— Exercise instructions —
Set down all of the data that follows word for word, without the images.

— Records for the exercise —
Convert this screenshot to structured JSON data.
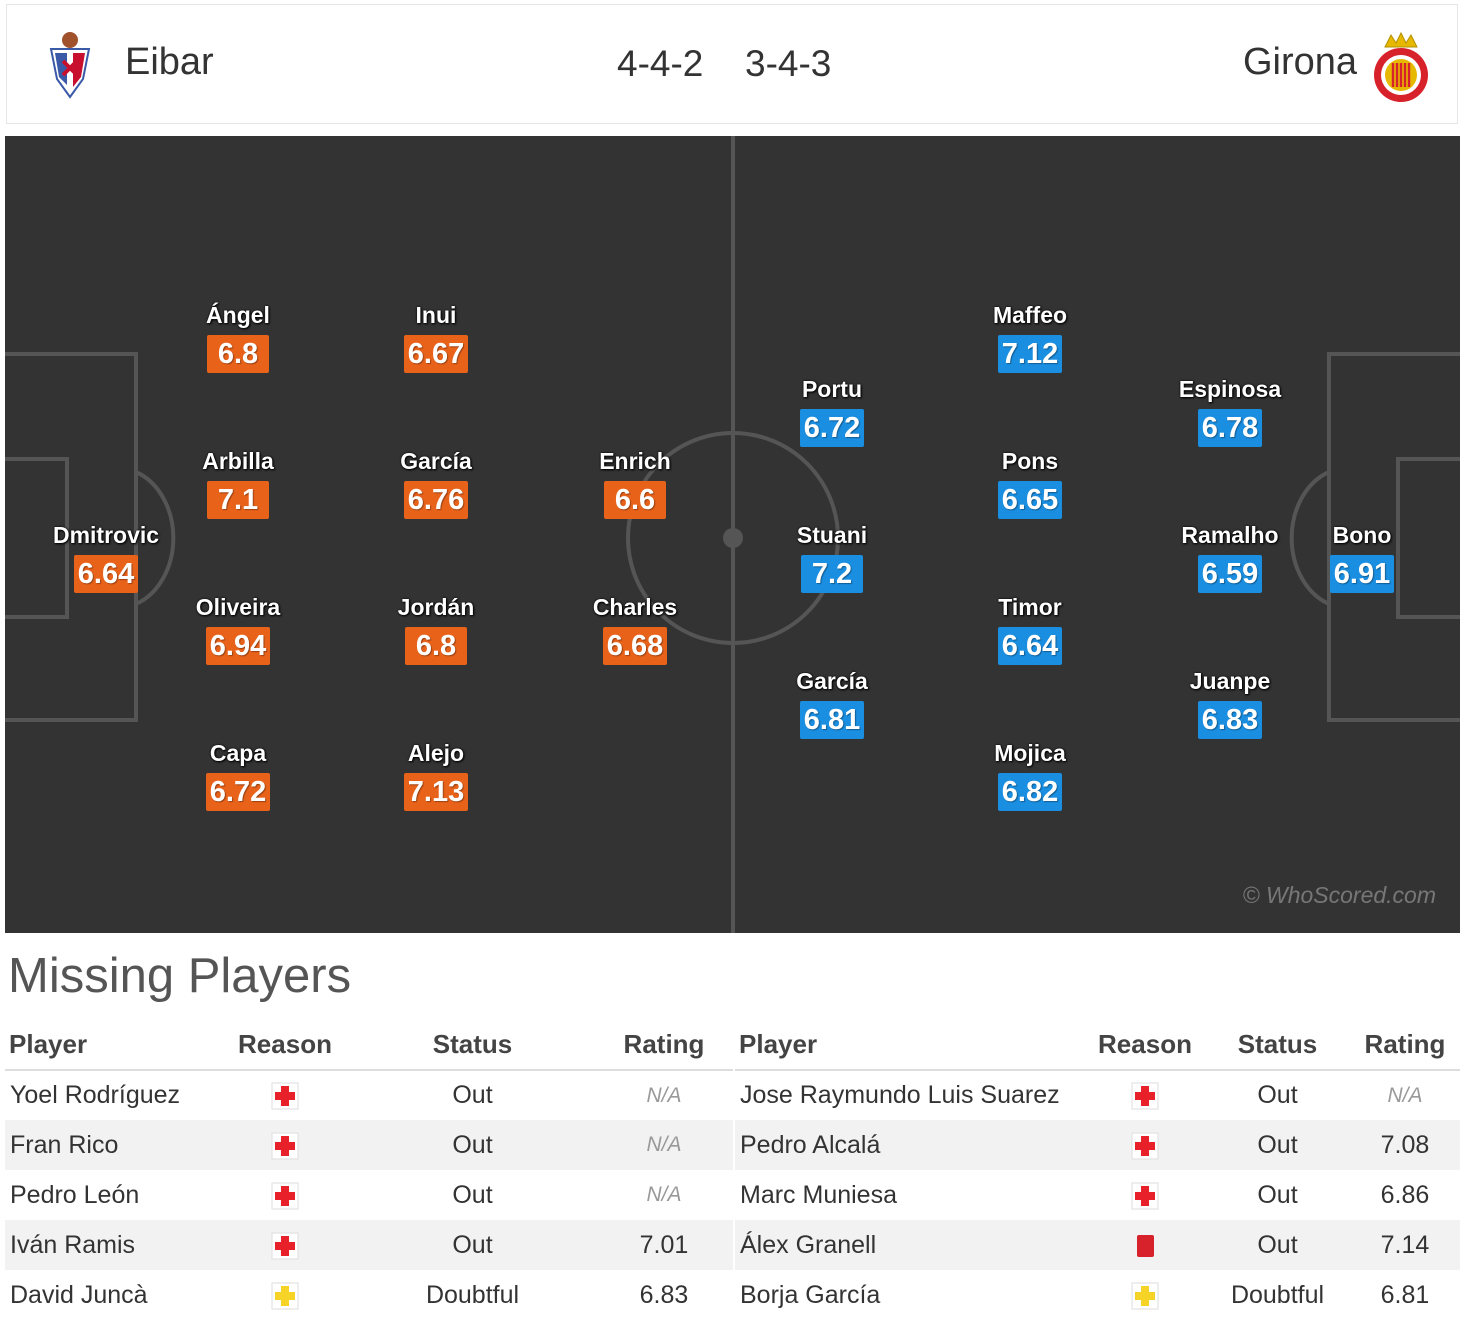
{
  "match": {
    "home_team": "Eibar",
    "away_team": "Girona",
    "home_formation": "4-4-2",
    "away_formation": "3-4-3"
  },
  "colors": {
    "home_rating_bg": "#e8621a",
    "away_rating_bg": "#1a8ee0",
    "pitch_bg": "#333333",
    "injury_red": "#e8202a",
    "doubtful_yellow": "#f5d327",
    "red_card": "#d7222c"
  },
  "home_players": [
    {
      "name": "Dmitrovic",
      "rating": "6.64"
    },
    {
      "name": "Ángel",
      "rating": "6.8"
    },
    {
      "name": "Arbilla",
      "rating": "7.1"
    },
    {
      "name": "Oliveira",
      "rating": "6.94"
    },
    {
      "name": "Capa",
      "rating": "6.72"
    },
    {
      "name": "Inui",
      "rating": "6.67"
    },
    {
      "name": "García",
      "rating": "6.76"
    },
    {
      "name": "Jordán",
      "rating": "6.8"
    },
    {
      "name": "Alejo",
      "rating": "7.13"
    },
    {
      "name": "Enrich",
      "rating": "6.6"
    },
    {
      "name": "Charles",
      "rating": "6.68"
    }
  ],
  "away_players": [
    {
      "name": "Portu",
      "rating": "6.72"
    },
    {
      "name": "Stuani",
      "rating": "7.2"
    },
    {
      "name": "García",
      "rating": "6.81"
    },
    {
      "name": "Maffeo",
      "rating": "7.12"
    },
    {
      "name": "Pons",
      "rating": "6.65"
    },
    {
      "name": "Timor",
      "rating": "6.64"
    },
    {
      "name": "Mojica",
      "rating": "6.82"
    },
    {
      "name": "Espinosa",
      "rating": "6.78"
    },
    {
      "name": "Ramalho",
      "rating": "6.59"
    },
    {
      "name": "Juanpe",
      "rating": "6.83"
    },
    {
      "name": "Bono",
      "rating": "6.91"
    }
  ],
  "watermark": "© WhoScored.com",
  "missing": {
    "title": "Missing Players",
    "headers": {
      "player": "Player",
      "reason": "Reason",
      "status": "Status",
      "rating": "Rating"
    },
    "home": [
      {
        "player": "Yoel Rodríguez",
        "reason": "injury-icon",
        "status": "Out",
        "rating": "N/A"
      },
      {
        "player": "Fran Rico",
        "reason": "injury-icon",
        "status": "Out",
        "rating": "N/A"
      },
      {
        "player": "Pedro León",
        "reason": "injury-icon",
        "status": "Out",
        "rating": "N/A"
      },
      {
        "player": "Iván Ramis",
        "reason": "injury-icon",
        "status": "Out",
        "rating": "7.01"
      },
      {
        "player": "David Juncà",
        "reason": "doubtful-injury-icon",
        "status": "Doubtful",
        "rating": "6.83"
      }
    ],
    "away": [
      {
        "player": "Jose Raymundo Luis Suarez",
        "reason": "injury-icon",
        "status": "Out",
        "rating": "N/A"
      },
      {
        "player": "Pedro Alcalá",
        "reason": "injury-icon",
        "status": "Out",
        "rating": "7.08"
      },
      {
        "player": "Marc Muniesa",
        "reason": "injury-icon",
        "status": "Out",
        "rating": "6.86"
      },
      {
        "player": "Álex Granell",
        "reason": "red-card-icon",
        "status": "Out",
        "rating": "7.14"
      },
      {
        "player": "Borja García",
        "reason": "doubtful-injury-icon",
        "status": "Doubtful",
        "rating": "6.81"
      }
    ]
  }
}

— Solution to this problem —
Convert this screenshot to structured JSON data.
{
  "match": {
    "home_team": "Eibar",
    "away_team": "Girona",
    "home_formation": "4-4-2",
    "away_formation": "3-4-3"
  },
  "colors": {
    "home_rating_bg": "#e8621a",
    "away_rating_bg": "#1a8ee0",
    "pitch_bg": "#333333",
    "injury_red": "#e8202a",
    "doubtful_yellow": "#f5d327",
    "red_card": "#d7222c"
  },
  "home_players": [
    {
      "name": "Dmitrovic",
      "rating": "6.64"
    },
    {
      "name": "Ángel",
      "rating": "6.8"
    },
    {
      "name": "Arbilla",
      "rating": "7.1"
    },
    {
      "name": "Oliveira",
      "rating": "6.94"
    },
    {
      "name": "Capa",
      "rating": "6.72"
    },
    {
      "name": "Inui",
      "rating": "6.67"
    },
    {
      "name": "García",
      "rating": "6.76"
    },
    {
      "name": "Jordán",
      "rating": "6.8"
    },
    {
      "name": "Alejo",
      "rating": "7.13"
    },
    {
      "name": "Enrich",
      "rating": "6.6"
    },
    {
      "name": "Charles",
      "rating": "6.68"
    }
  ],
  "away_players": [
    {
      "name": "Portu",
      "rating": "6.72"
    },
    {
      "name": "Stuani",
      "rating": "7.2"
    },
    {
      "name": "García",
      "rating": "6.81"
    },
    {
      "name": "Maffeo",
      "rating": "7.12"
    },
    {
      "name": "Pons",
      "rating": "6.65"
    },
    {
      "name": "Timor",
      "rating": "6.64"
    },
    {
      "name": "Mojica",
      "rating": "6.82"
    },
    {
      "name": "Espinosa",
      "rating": "6.78"
    },
    {
      "name": "Ramalho",
      "rating": "6.59"
    },
    {
      "name": "Juanpe",
      "rating": "6.83"
    },
    {
      "name": "Bono",
      "rating": "6.91"
    }
  ],
  "watermark": "© WhoScored.com",
  "missing": {
    "title": "Missing Players",
    "headers": {
      "player": "Player",
      "reason": "Reason",
      "status": "Status",
      "rating": "Rating"
    },
    "home": [
      {
        "player": "Yoel Rodríguez",
        "reason": "injury-icon",
        "status": "Out",
        "rating": "N/A"
      },
      {
        "player": "Fran Rico",
        "reason": "injury-icon",
        "status": "Out",
        "rating": "N/A"
      },
      {
        "player": "Pedro León",
        "reason": "injury-icon",
        "status": "Out",
        "rating": "N/A"
      },
      {
        "player": "Iván Ramis",
        "reason": "injury-icon",
        "status": "Out",
        "rating": "7.01"
      },
      {
        "player": "David Juncà",
        "reason": "doubtful-injury-icon",
        "status": "Doubtful",
        "rating": "6.83"
      }
    ],
    "away": [
      {
        "player": "Jose Raymundo Luis Suarez",
        "reason": "injury-icon",
        "status": "Out",
        "rating": "N/A"
      },
      {
        "player": "Pedro Alcalá",
        "reason": "injury-icon",
        "status": "Out",
        "rating": "7.08"
      },
      {
        "player": "Marc Muniesa",
        "reason": "injury-icon",
        "status": "Out",
        "rating": "6.86"
      },
      {
        "player": "Álex Granell",
        "reason": "red-card-icon",
        "status": "Out",
        "rating": "7.14"
      },
      {
        "player": "Borja García",
        "reason": "doubtful-injury-icon",
        "status": "Doubtful",
        "rating": "6.81"
      }
    ]
  }
}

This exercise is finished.